• _TASK BRIEF_
Your task is to transcribe the data in full.

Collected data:
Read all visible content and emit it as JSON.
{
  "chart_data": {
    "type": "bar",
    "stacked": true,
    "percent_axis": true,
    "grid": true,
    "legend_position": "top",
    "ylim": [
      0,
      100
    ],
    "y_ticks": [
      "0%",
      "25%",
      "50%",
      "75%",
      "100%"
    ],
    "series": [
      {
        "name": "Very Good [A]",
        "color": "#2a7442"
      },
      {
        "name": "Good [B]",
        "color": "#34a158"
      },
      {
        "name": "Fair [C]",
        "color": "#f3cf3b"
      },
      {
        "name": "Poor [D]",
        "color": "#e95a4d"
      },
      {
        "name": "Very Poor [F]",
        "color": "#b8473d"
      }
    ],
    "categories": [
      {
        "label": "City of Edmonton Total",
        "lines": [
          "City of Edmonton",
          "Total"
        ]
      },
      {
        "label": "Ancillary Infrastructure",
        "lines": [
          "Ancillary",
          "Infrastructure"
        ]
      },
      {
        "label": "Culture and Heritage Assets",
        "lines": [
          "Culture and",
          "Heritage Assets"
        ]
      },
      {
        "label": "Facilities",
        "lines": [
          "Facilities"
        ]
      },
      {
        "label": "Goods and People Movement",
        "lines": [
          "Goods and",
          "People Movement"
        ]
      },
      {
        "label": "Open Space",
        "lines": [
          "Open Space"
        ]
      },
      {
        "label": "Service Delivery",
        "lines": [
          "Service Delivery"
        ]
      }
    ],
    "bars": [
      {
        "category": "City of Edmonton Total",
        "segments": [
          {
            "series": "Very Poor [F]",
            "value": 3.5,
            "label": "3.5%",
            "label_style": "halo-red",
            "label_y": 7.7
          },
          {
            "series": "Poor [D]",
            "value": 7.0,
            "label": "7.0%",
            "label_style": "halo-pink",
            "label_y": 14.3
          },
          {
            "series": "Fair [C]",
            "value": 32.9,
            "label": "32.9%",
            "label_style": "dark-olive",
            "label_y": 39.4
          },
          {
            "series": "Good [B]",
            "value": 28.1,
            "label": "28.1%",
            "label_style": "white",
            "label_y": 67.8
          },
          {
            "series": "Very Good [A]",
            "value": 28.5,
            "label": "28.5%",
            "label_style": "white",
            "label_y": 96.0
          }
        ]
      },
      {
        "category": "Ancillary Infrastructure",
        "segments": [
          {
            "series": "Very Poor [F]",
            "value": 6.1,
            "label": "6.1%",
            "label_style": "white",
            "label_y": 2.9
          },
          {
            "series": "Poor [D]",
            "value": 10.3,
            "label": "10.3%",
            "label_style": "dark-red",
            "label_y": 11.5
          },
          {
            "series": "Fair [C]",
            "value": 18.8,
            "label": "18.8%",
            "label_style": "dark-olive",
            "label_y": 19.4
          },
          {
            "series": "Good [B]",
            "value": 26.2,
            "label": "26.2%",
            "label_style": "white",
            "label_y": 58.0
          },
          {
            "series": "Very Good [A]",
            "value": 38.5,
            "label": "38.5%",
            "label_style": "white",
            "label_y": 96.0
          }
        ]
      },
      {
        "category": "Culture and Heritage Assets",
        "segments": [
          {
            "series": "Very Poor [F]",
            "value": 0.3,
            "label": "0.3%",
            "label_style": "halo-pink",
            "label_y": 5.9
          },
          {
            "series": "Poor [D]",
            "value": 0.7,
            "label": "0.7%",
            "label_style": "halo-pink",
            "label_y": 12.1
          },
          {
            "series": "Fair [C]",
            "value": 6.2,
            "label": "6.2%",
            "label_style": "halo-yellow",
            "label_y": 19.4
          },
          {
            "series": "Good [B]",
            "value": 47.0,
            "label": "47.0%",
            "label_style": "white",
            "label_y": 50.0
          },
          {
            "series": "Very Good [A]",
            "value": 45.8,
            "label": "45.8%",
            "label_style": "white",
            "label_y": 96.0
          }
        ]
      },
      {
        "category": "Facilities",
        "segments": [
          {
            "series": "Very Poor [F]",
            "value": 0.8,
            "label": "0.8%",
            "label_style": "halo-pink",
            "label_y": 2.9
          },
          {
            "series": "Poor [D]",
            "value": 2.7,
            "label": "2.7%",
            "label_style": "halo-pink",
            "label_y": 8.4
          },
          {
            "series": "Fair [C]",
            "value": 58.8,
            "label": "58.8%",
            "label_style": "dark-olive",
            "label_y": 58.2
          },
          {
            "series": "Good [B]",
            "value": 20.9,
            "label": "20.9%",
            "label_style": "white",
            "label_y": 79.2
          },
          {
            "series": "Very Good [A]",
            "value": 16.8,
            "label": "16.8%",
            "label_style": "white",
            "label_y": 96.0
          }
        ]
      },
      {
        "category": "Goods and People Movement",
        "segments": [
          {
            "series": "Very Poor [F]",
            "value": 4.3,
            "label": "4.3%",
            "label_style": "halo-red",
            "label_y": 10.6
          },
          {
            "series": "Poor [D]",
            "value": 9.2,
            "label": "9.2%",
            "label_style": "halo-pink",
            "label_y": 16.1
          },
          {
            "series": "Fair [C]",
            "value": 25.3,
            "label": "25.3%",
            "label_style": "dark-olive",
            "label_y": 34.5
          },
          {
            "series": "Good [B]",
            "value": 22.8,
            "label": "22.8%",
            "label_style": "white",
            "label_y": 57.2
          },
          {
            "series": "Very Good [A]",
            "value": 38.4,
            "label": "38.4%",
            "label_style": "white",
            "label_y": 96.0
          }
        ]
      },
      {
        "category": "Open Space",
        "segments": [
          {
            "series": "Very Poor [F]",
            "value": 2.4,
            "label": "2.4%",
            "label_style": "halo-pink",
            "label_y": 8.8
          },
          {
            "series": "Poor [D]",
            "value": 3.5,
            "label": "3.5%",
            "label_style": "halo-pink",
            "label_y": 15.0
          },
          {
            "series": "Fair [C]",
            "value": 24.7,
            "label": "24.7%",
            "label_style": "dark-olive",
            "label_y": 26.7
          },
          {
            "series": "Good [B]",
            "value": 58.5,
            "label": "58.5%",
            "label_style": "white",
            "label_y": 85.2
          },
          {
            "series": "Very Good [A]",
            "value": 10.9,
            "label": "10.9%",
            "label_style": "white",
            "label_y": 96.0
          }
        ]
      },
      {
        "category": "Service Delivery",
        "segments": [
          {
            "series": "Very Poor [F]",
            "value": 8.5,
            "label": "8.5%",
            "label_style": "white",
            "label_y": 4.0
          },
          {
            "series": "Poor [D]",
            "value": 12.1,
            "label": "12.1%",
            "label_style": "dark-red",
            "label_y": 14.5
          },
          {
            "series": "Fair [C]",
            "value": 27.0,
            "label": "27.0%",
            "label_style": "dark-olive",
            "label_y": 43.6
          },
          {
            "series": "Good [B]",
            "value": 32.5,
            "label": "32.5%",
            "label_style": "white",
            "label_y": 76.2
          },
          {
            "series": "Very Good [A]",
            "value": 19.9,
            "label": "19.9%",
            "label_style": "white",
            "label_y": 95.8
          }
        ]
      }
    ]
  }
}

• _SOLUTION TO THIS TASK_
Read all visible content and emit it as JSON.
{
  "chart_data": {
    "type": "bar",
    "stacked": true,
    "percent_axis": true,
    "grid": true,
    "legend_position": "top",
    "ylim": [
      0,
      100
    ],
    "y_ticks": [
      "0%",
      "25%",
      "50%",
      "75%",
      "100%"
    ],
    "series": [
      {
        "name": "Very Good [A]",
        "color": "#2a7442"
      },
      {
        "name": "Good [B]",
        "color": "#34a158"
      },
      {
        "name": "Fair [C]",
        "color": "#f3cf3b"
      },
      {
        "name": "Poor [D]",
        "color": "#e95a4d"
      },
      {
        "name": "Very Poor [F]",
        "color": "#b8473d"
      }
    ],
    "categories": [
      {
        "label": "City of Edmonton Total",
        "lines": [
          "City of Edmonton",
          "Total"
        ]
      },
      {
        "label": "Ancillary Infrastructure",
        "lines": [
          "Ancillary",
          "Infrastructure"
        ]
      },
      {
        "label": "Culture and Heritage Assets",
        "lines": [
          "Culture and",
          "Heritage Assets"
        ]
      },
      {
        "label": "Facilities",
        "lines": [
          "Facilities"
        ]
      },
      {
        "label": "Goods and People Movement",
        "lines": [
          "Goods and",
          "People Movement"
        ]
      },
      {
        "label": "Open Space",
        "lines": [
          "Open Space"
        ]
      },
      {
        "label": "Service Delivery",
        "lines": [
          "Service Delivery"
        ]
      }
    ],
    "bars": [
      {
        "category": "City of Edmonton Total",
        "segments": [
          {
            "series": "Very Poor [F]",
            "value": 3.5,
            "label": "3.5%",
            "label_style": "halo-red",
            "label_y": 7.7
          },
          {
            "series": "Poor [D]",
            "value": 7.0,
            "label": "7.0%",
            "label_style": "halo-pink",
            "label_y": 14.3
          },
          {
            "series": "Fair [C]",
            "value": 32.9,
            "label": "32.9%",
            "label_style": "dark-olive",
            "label_y": 39.4
          },
          {
            "series": "Good [B]",
            "value": 28.1,
            "label": "28.1%",
            "label_style": "white",
            "label_y": 67.8
          },
          {
            "series": "Very Good [A]",
            "value": 28.5,
            "label": "28.5%",
            "label_style": "white",
            "label_y": 96.0
          }
        ]
      },
      {
        "category": "Ancillary Infrastructure",
        "segments": [
          {
            "series": "Very Poor [F]",
            "value": 6.1,
            "label": "6.1%",
            "label_style": "white",
            "label_y": 2.9
          },
          {
            "series": "Poor [D]",
            "value": 10.3,
            "label": "10.3%",
            "label_style": "dark-red",
            "label_y": 11.5
          },
          {
            "series": "Fair [C]",
            "value": 18.8,
            "label": "18.8%",
            "label_style": "dark-olive",
            "label_y": 19.4
          },
          {
            "series": "Good [B]",
            "value": 26.2,
            "label": "26.2%",
            "label_style": "white",
            "label_y": 58.0
          },
          {
            "series": "Very Good [A]",
            "value": 38.5,
            "label": "38.5%",
            "label_style": "white",
            "label_y": 96.0
          }
        ]
      },
      {
        "category": "Culture and Heritage Assets",
        "segments": [
          {
            "series": "Very Poor [F]",
            "value": 0.3,
            "label": "0.3%",
            "label_style": "halo-pink",
            "label_y": 5.9
          },
          {
            "series": "Poor [D]",
            "value": 0.7,
            "label": "0.7%",
            "label_style": "halo-pink",
            "label_y": 12.1
          },
          {
            "series": "Fair [C]",
            "value": 6.2,
            "label": "6.2%",
            "label_style": "halo-yellow",
            "label_y": 19.4
          },
          {
            "series": "Good [B]",
            "value": 47.0,
            "label": "47.0%",
            "label_style": "white",
            "label_y": 50.0
          },
          {
            "series": "Very Good [A]",
            "value": 45.8,
            "label": "45.8%",
            "label_style": "white",
            "label_y": 96.0
          }
        ]
      },
      {
        "category": "Facilities",
        "segments": [
          {
            "series": "Very Poor [F]",
            "value": 0.8,
            "label": "0.8%",
            "label_style": "halo-pink",
            "label_y": 2.9
          },
          {
            "series": "Poor [D]",
            "value": 2.7,
            "label": "2.7%",
            "label_style": "halo-pink",
            "label_y": 8.4
          },
          {
            "series": "Fair [C]",
            "value": 58.8,
            "label": "58.8%",
            "label_style": "dark-olive",
            "label_y": 58.2
          },
          {
            "series": "Good [B]",
            "value": 20.9,
            "label": "20.9%",
            "label_style": "white",
            "label_y": 79.2
          },
          {
            "series": "Very Good [A]",
            "value": 16.8,
            "label": "16.8%",
            "label_style": "white",
            "label_y": 96.0
          }
        ]
      },
      {
        "category": "Goods and People Movement",
        "segments": [
          {
            "series": "Very Poor [F]",
            "value": 4.3,
            "label": "4.3%",
            "label_style": "halo-red",
            "label_y": 10.6
          },
          {
            "series": "Poor [D]",
            "value": 9.2,
            "label": "9.2%",
            "label_style": "halo-pink",
            "label_y": 16.1
          },
          {
            "series": "Fair [C]",
            "value": 25.3,
            "label": "25.3%",
            "label_style": "dark-olive",
            "label_y": 34.5
          },
          {
            "series": "Good [B]",
            "value": 22.8,
            "label": "22.8%",
            "label_style": "white",
            "label_y": 57.2
          },
          {
            "series": "Very Good [A]",
            "value": 38.4,
            "label": "38.4%",
            "label_style": "white",
            "label_y": 96.0
          }
        ]
      },
      {
        "category": "Open Space",
        "segments": [
          {
            "series": "Very Poor [F]",
            "value": 2.4,
            "label": "2.4%",
            "label_style": "halo-pink",
            "label_y": 8.8
          },
          {
            "series": "Poor [D]",
            "value": 3.5,
            "label": "3.5%",
            "label_style": "halo-pink",
            "label_y": 15.0
          },
          {
            "series": "Fair [C]",
            "value": 24.7,
            "label": "24.7%",
            "label_style": "dark-olive",
            "label_y": 26.7
          },
          {
            "series": "Good [B]",
            "value": 58.5,
            "label": "58.5%",
            "label_style": "white",
            "label_y": 85.2
          },
          {
            "series": "Very Good [A]",
            "value": 10.9,
            "label": "10.9%",
            "label_style": "white",
            "label_y": 96.0
          }
        ]
      },
      {
        "category": "Service Delivery",
        "segments": [
          {
            "series": "Very Poor [F]",
            "value": 8.5,
            "label": "8.5%",
            "label_style": "white",
            "label_y": 4.0
          },
          {
            "series": "Poor [D]",
            "value": 12.1,
            "label": "12.1%",
            "label_style": "dark-red",
            "label_y": 14.5
          },
          {
            "series": "Fair [C]",
            "value": 27.0,
            "label": "27.0%",
            "label_style": "dark-olive",
            "label_y": 43.6
          },
          {
            "series": "Good [B]",
            "value": 32.5,
            "label": "32.5%",
            "label_style": "white",
            "label_y": 76.2
          },
          {
            "series": "Very Good [A]",
            "value": 19.9,
            "label": "19.9%",
            "label_style": "white",
            "label_y": 95.8
          }
        ]
      }
    ]
  }
}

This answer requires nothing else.